◆ THE PROBLEM:
Of the lines in the records that follow, how many include the word "about"? Answer with a bare number.

##############################

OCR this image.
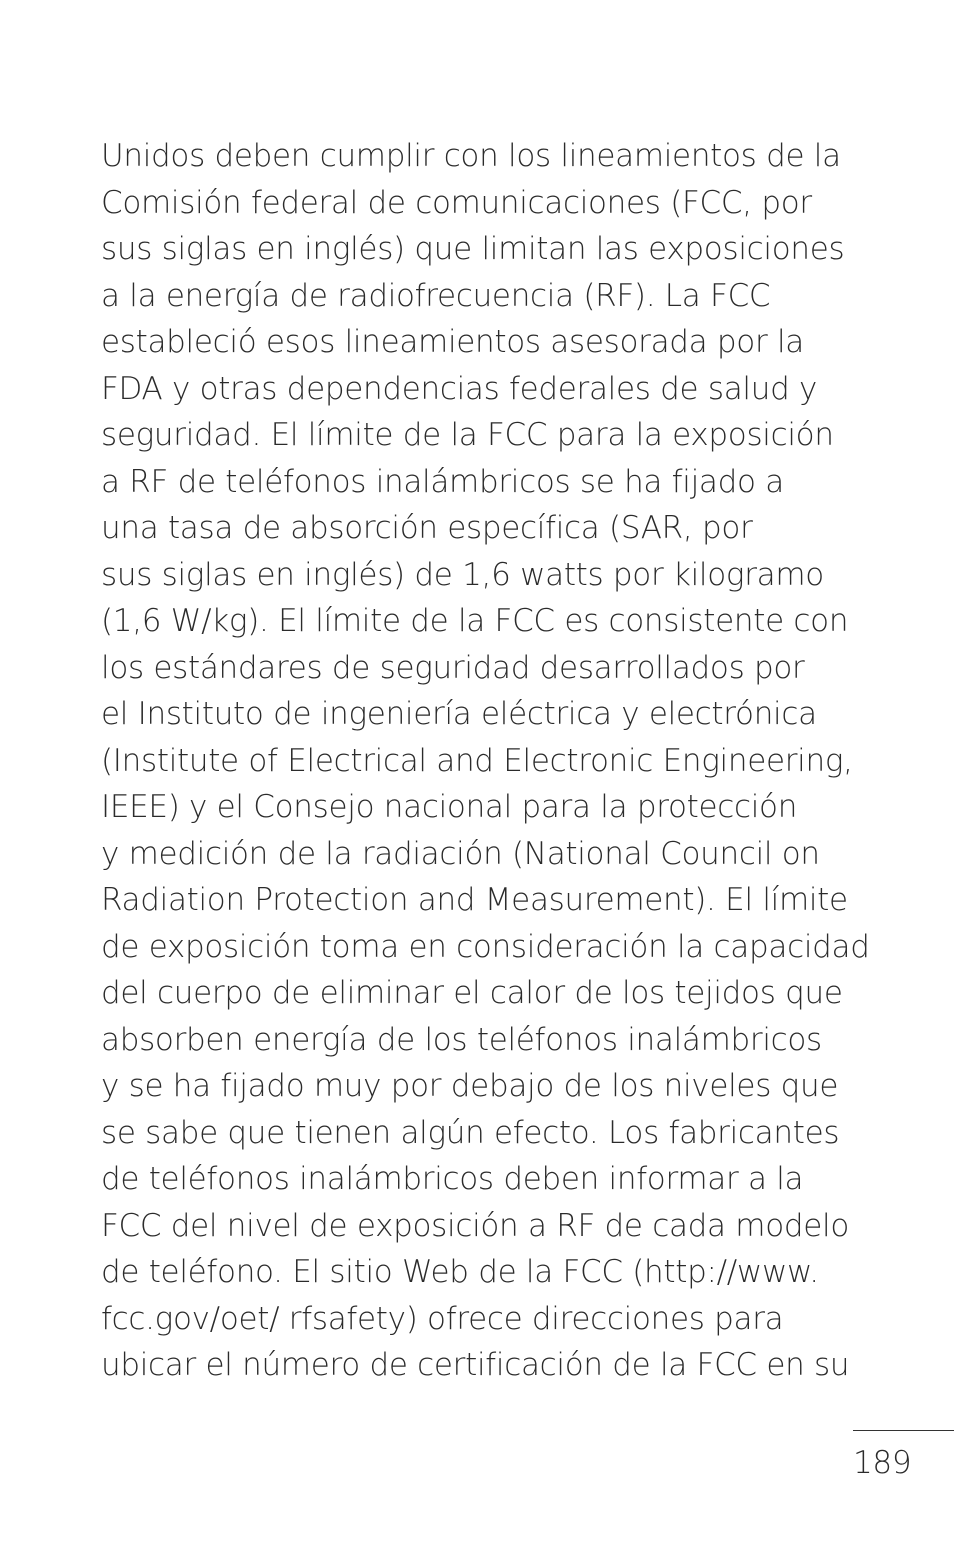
Unidos deben cumplir con los lineamientos de la
Comisión federal de comunicaciones (FCC, por
sus siglas en inglés) que limitan las exposiciones
a la energía de radiofrecuencia (RF). La FCC
estableció esos lineamientos asesorada por la
FDA y otras dependencias federales de salud y
seguridad. El límite de la FCC para la exposición
a RF de teléfonos inalámbricos se ha fijado a
una tasa de absorción específica (SAR, por
sus siglas en inglés) de 1,6 watts por kilogramo
(1,6 W/kg). El límite de la FCC es consistente con
los estándares de seguridad desarrollados por
el Instituto de ingeniería eléctrica y electrónica
(Institute of Electrical and Electronic Engineering,
IEEE) y el Consejo nacional para la protección
y medición de la radiación (National Council on
Radiation Protection and Measurement). El límite
de exposición toma en consideración la capacidad
del cuerpo de eliminar el calor de los tejidos que
absorben energía de los teléfonos inalámbricos
y se ha fijado muy por debajo de los niveles que
se sabe que tienen algún efecto. Los fabricantes
de teléfonos inalámbricos deben informar a la
FCC del nivel de exposición a RF de cada modelo
de teléfono. El sitio Web de la FCC (http://www.
fcc.gov/oet/ rfsafety) ofrece direcciones para
ubicar el número de certificación de la FCC en su
189
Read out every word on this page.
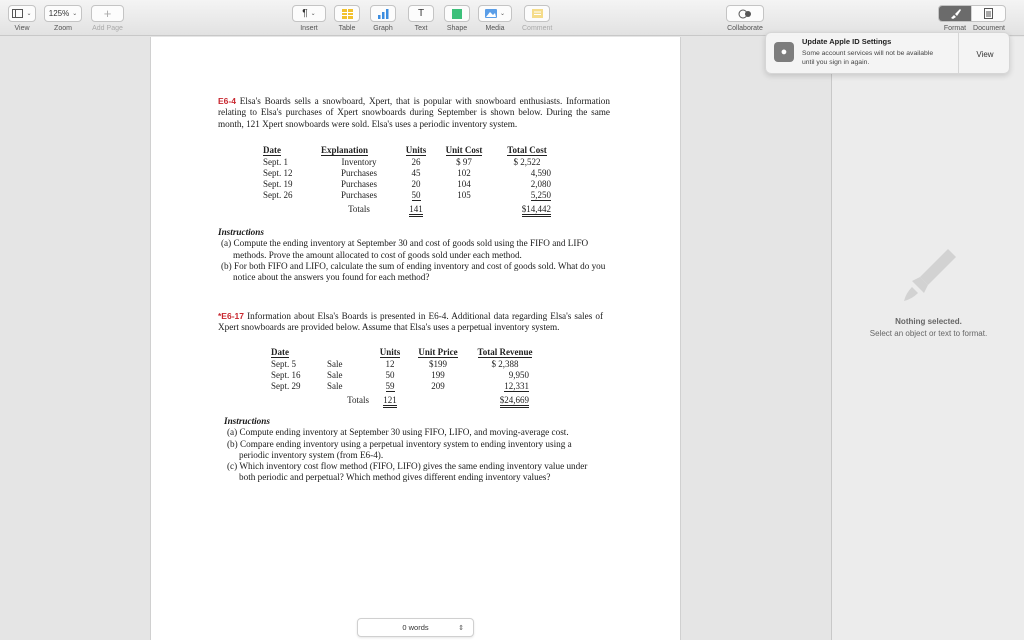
⌄
View
125% ⌄
Zoom
+
Add Page
¶ ⌄
Insert	Table	Graph
T
Text	Shape
⌄
Media Comment	Collaborate	Format Document
E6-4 Elsa's Boards sells a snowboard, Xpert, that is popular with snowboard enthusiasts. Information relating to Elsa's purchases of Xpert snowboards during September is shown below. During the same month, 121 Xpert snowboards were sold. Elsa's uses a periodic inventory system.
Date	Explanation	Units	Unit Cost	Total Cost
Sept. 1	Inventory	26	$ 97	$ 2,522
Sept. 12	Purchases	45	102	4,590
Sept. 19	Purchases	20	104	2,080
Sept. 26	Purchases	50	105	5,250
	Totals	141		$14,442
Instructions
(a) Compute the ending inventory at September 30 and cost of goods sold using the FIFO and LIFO methods. Prove the amount allocated to cost of goods sold under each method.
(b) For both FIFO and LIFO, calculate the sum of ending inventory and cost of goods sold. What do you notice about the answers you found for each method?
*E6-17 Information about Elsa's Boards is presented in E6-4. Additional data regarding Elsa's sales of Xpert snowboards are provided below. Assume that Elsa's uses a perpetual inventory system.
Date		Units	Unit Price	Total Revenue
Sept. 5	Sale	12	$199	$ 2,388
Sept. 16	Sale	50	199	9,950
Sept. 29	Sale	59	209	12,331
	Totals	121		$24,669
Instructions
(a) Compute ending inventory at September 30 using FIFO, LIFO, and moving-average cost.
(b) Compare ending inventory using a perpetual inventory system to ending inventory using a periodic inventory system (from E6-4).
(c) Which inventory cost flow method (FIFO, LIFO) gives the same ending inventory value under both periodic and perpetual? Which method gives different ending inventory values?
Nothing selected.
Select an object or text to format.
●
Update Apple ID Settings
Some account services will not be available until you sign in again.
View
0 words	⇕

##############################

◆ WRITTEN RESPONSE:
2